• [EXERCISE INSTRUCTIONS] Emit the data below verbatim, stripping out any pictures.

• [RECORDS FOR THIS TASK]
━━━━━━━━━━━━━━━━

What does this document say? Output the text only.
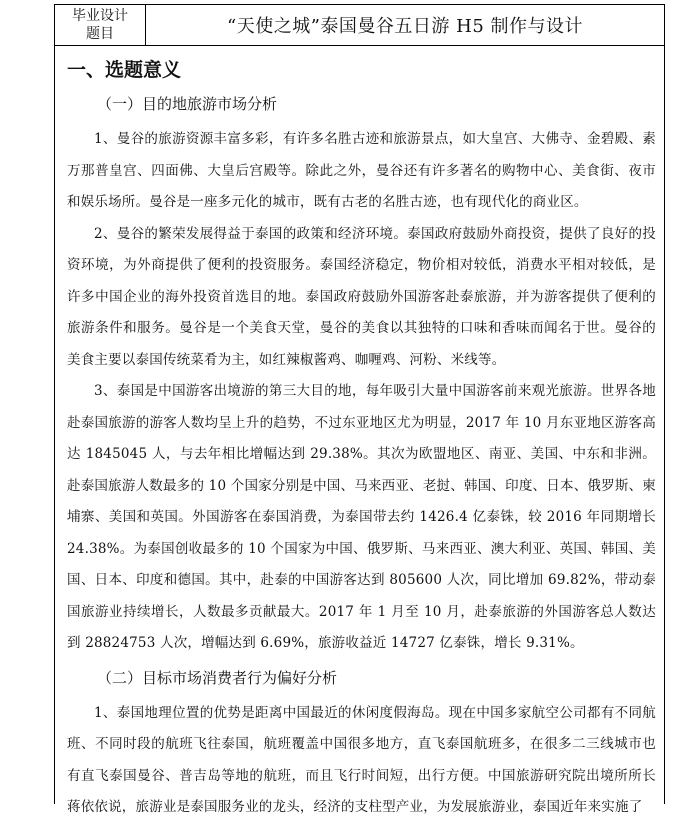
毕业设计
题目	“天使之城”泰国曼谷五日游 H5 制作与设计
一、选题意义
（一）目的地旅游市场分析

1、曼谷的旅游资源丰富多彩，有许多名胜古迹和旅游景点，如大皇宫、大佛寺、金碧殿、素万那普皇宫、四面佛、大皇后宫殿等。除此之外，曼谷还有许多著名的购物中心、美食街、夜市和娱乐场所。曼谷是一座多元化的城市，既有古老的名胜古迹，也有现代化的商业区。

2、曼谷的繁荣发展得益于泰国的政策和经济环境。泰国政府鼓励外商投资，提供了良好的投资环境，为外商提供了便利的投资服务。泰国经济稳定，物价相对较低，消费水平相对较低，是许多中国企业的海外投资首选目的地。泰国政府鼓励外国游客赴泰旅游，并为游客提供了便利的旅游条件和服务。曼谷是一个美食天堂，曼谷的美食以其独特的口味和香味而闻名于世。曼谷的美食主要以泰国传统菜肴为主，如红辣椒酱鸡、咖喱鸡、河粉、米线等。

3、泰国是中国游客出境游的第三大目的地，每年吸引大量中国游客前来观光旅游。世界各地赴泰国旅游的游客人数均呈上升的趋势，不过东亚地区尤为明显，2017 年 10 月东亚地区游客高达 1845045 人，与去年相比增幅达到 29.38%。其次为欧盟地区、南亚、美国、中东和非洲。赴泰国旅游人数最多的 10 个国家分别是中国、马来西亚、老挝、韩国、印度、日本、俄罗斯、柬埔寨、美国和英国。外国游客在泰国消费，为泰国带去约 1426.4 亿泰铢，较 2016 年同期增长 24.38%。为泰国创收最多的 10 个国家为中国、俄罗斯、马来西亚、澳大利亚、英国、韩国、美国、日本、印度和德国。其中，赴泰的中国游客达到 805600 人次，同比增加 69.82%，带动泰国旅游业持续增长，人数最多贡献最大。2017 年 1 月至 10 月，赴泰旅游的外国游客总人数达到 28824753 人次，增幅达到 6.69%，旅游收益近 14727 亿泰铢，增长 9.31%。

（二）目标市场消费者行为偏好分析

1、泰国地理位置的优势是距离中国最近的休闲度假海岛。现在中国多家航空公司都有不同航班、不同时段的航班飞往泰国，航班覆盖中国很多地方，直飞泰国航班多，在很多二三线城市也有直飞泰国曼谷、普吉岛等地的航班，而且飞行时间短，出行方便。中国旅游研究院出境所所长蒋依依说，旅游业是泰国服务业的龙头，经济的支柱型产业，为发展旅游业，泰国近年来实施了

━━━━━━━━━━━━━━━━

• [RESULT OF THE EXERCISE]
What does this document say? Output the text only.
毕业设计
题目	“天使之城”泰国曼谷五日游 H5 制作与设计
一、选题意义
（一）目的地旅游市场分析

1、曼谷的旅游资源丰富多彩，有许多名胜古迹和旅游景点，如大皇宫、大佛寺、金碧殿、素万那普皇宫、四面佛、大皇后宫殿等。除此之外，曼谷还有许多著名的购物中心、美食街、夜市和娱乐场所。曼谷是一座多元化的城市，既有古老的名胜古迹，也有现代化的商业区。

2、曼谷的繁荣发展得益于泰国的政策和经济环境。泰国政府鼓励外商投资，提供了良好的投资环境，为外商提供了便利的投资服务。泰国经济稳定，物价相对较低，消费水平相对较低，是许多中国企业的海外投资首选目的地。泰国政府鼓励外国游客赴泰旅游，并为游客提供了便利的旅游条件和服务。曼谷是一个美食天堂，曼谷的美食以其独特的口味和香味而闻名于世。曼谷的美食主要以泰国传统菜肴为主，如红辣椒酱鸡、咖喱鸡、河粉、米线等。

3、泰国是中国游客出境游的第三大目的地，每年吸引大量中国游客前来观光旅游。世界各地赴泰国旅游的游客人数均呈上升的趋势，不过东亚地区尤为明显，2017 年 10 月东亚地区游客高达 1845045 人，与去年相比增幅达到 29.38%。其次为欧盟地区、南亚、美国、中东和非洲。赴泰国旅游人数最多的 10 个国家分别是中国、马来西亚、老挝、韩国、印度、日本、俄罗斯、柬埔寨、美国和英国。外国游客在泰国消费，为泰国带去约 1426.4 亿泰铢，较 2016 年同期增长 24.38%。为泰国创收最多的 10 个国家为中国、俄罗斯、马来西亚、澳大利亚、英国、韩国、美国、日本、印度和德国。其中，赴泰的中国游客达到 805600 人次，同比增加 69.82%，带动泰国旅游业持续增长，人数最多贡献最大。2017 年 1 月至 10 月，赴泰旅游的外国游客总人数达到 28824753 人次，增幅达到 6.69%，旅游收益近 14727 亿泰铢，增长 9.31%。

（二）目标市场消费者行为偏好分析

1、泰国地理位置的优势是距离中国最近的休闲度假海岛。现在中国多家航空公司都有不同航班、不同时段的航班飞往泰国，航班覆盖中国很多地方，直飞泰国航班多，在很多二三线城市也有直飞泰国曼谷、普吉岛等地的航班，而且飞行时间短，出行方便。中国旅游研究院出境所所长蒋依依说，旅游业是泰国服务业的龙头，经济的支柱型产业，为发展旅游业，泰国近年来实施了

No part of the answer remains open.